● **Exercise prompt**:
Can you output the material exactly as written, minus any pictures it holds?

● **Exercise inputs**:
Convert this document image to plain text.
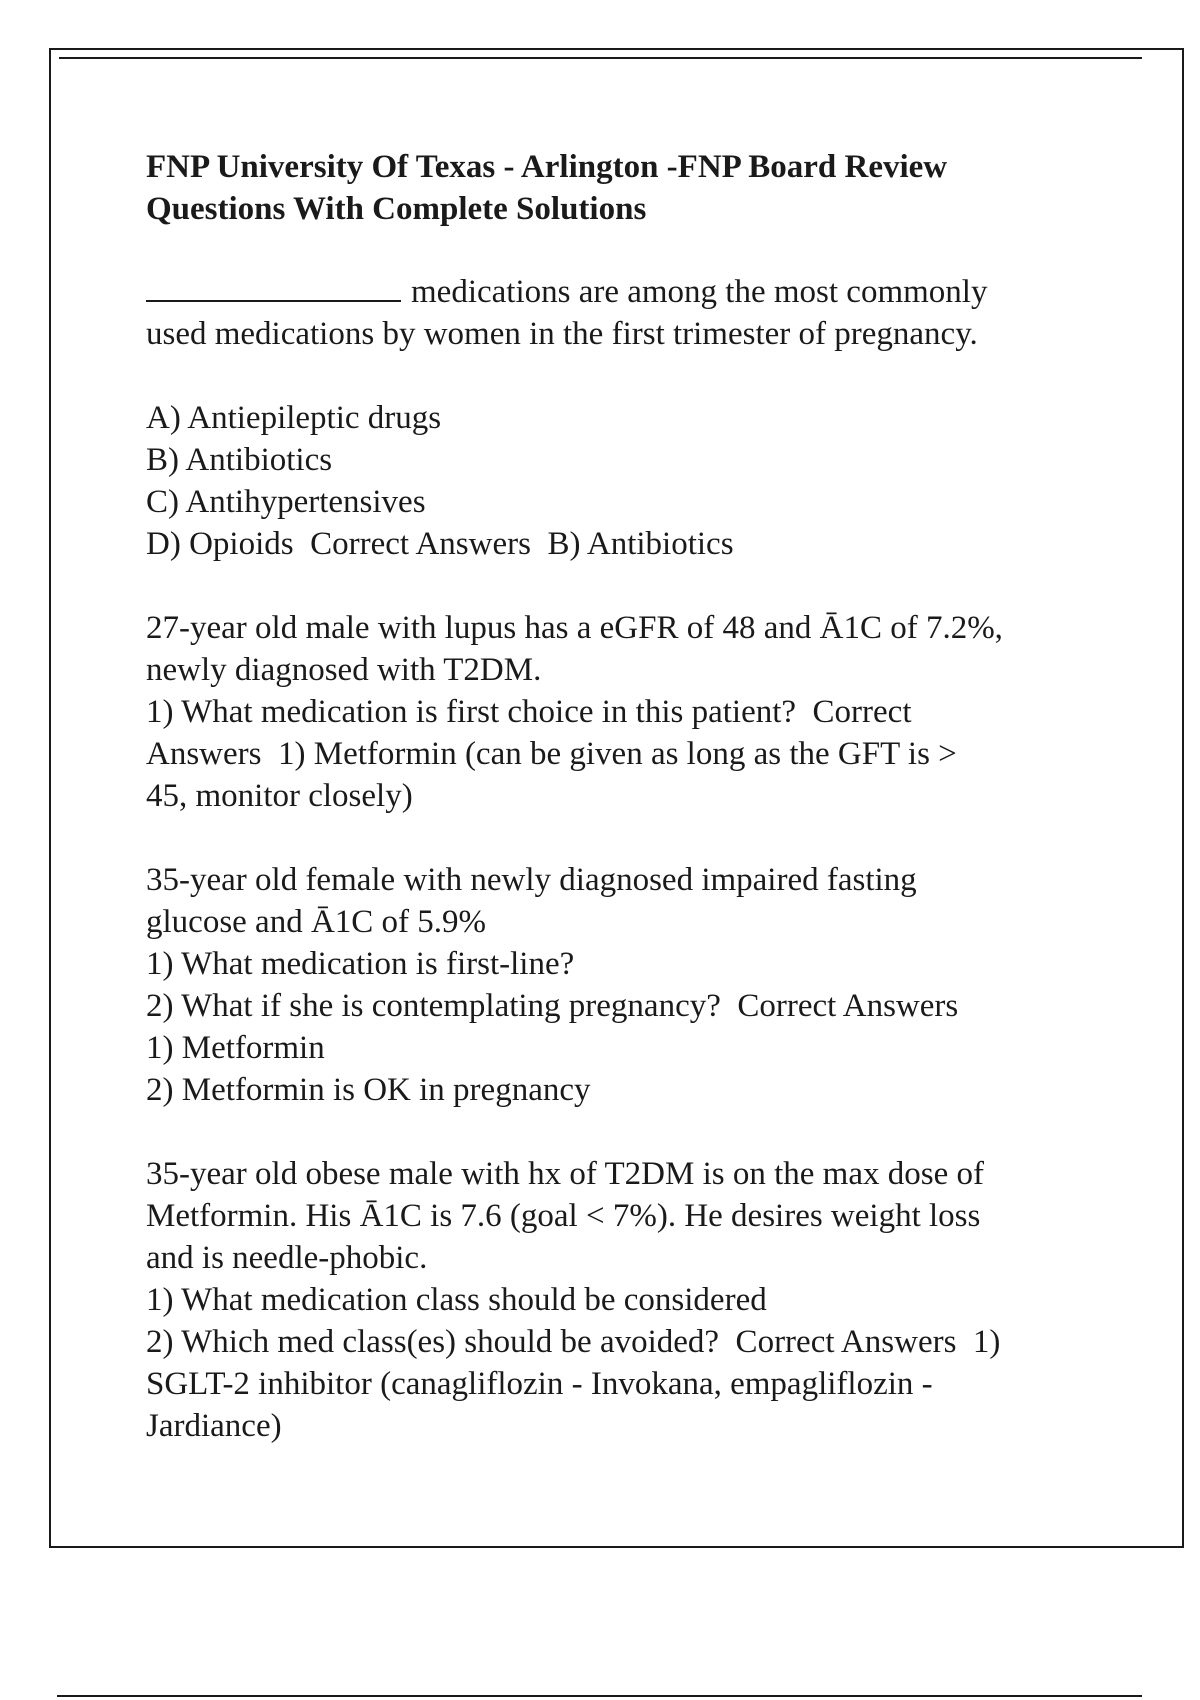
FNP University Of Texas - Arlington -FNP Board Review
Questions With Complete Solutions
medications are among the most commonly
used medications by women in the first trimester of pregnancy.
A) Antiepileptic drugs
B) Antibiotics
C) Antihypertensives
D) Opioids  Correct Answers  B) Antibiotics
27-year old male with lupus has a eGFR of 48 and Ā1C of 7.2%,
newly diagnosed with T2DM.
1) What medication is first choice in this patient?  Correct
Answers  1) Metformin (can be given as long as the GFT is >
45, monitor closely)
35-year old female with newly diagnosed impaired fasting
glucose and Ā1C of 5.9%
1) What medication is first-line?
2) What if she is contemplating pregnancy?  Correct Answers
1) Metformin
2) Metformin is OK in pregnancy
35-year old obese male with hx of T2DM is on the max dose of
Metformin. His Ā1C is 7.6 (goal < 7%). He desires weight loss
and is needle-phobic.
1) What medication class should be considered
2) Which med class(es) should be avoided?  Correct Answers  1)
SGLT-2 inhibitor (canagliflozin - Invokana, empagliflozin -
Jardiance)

● **Output of the exercise**:
Convert this document image to plain text.
FNP University Of Texas - Arlington -FNP Board Review
Questions With Complete Solutions
medications are among the most commonly
used medications by women in the first trimester of pregnancy.
A) Antiepileptic drugs
B) Antibiotics
C) Antihypertensives
D) Opioids  Correct Answers  B) Antibiotics
27-year old male with lupus has a eGFR of 48 and Ā1C of 7.2%,
newly diagnosed with T2DM.
1) What medication is first choice in this patient?  Correct
Answers  1) Metformin (can be given as long as the GFT is >
45, monitor closely)
35-year old female with newly diagnosed impaired fasting
glucose and Ā1C of 5.9%
1) What medication is first-line?
2) What if she is contemplating pregnancy?  Correct Answers
1) Metformin
2) Metformin is OK in pregnancy
35-year old obese male with hx of T2DM is on the max dose of
Metformin. His Ā1C is 7.6 (goal < 7%). He desires weight loss
and is needle-phobic.
1) What medication class should be considered
2) Which med class(es) should be avoided?  Correct Answers  1)
SGLT-2 inhibitor (canagliflozin - Invokana, empagliflozin -
Jardiance)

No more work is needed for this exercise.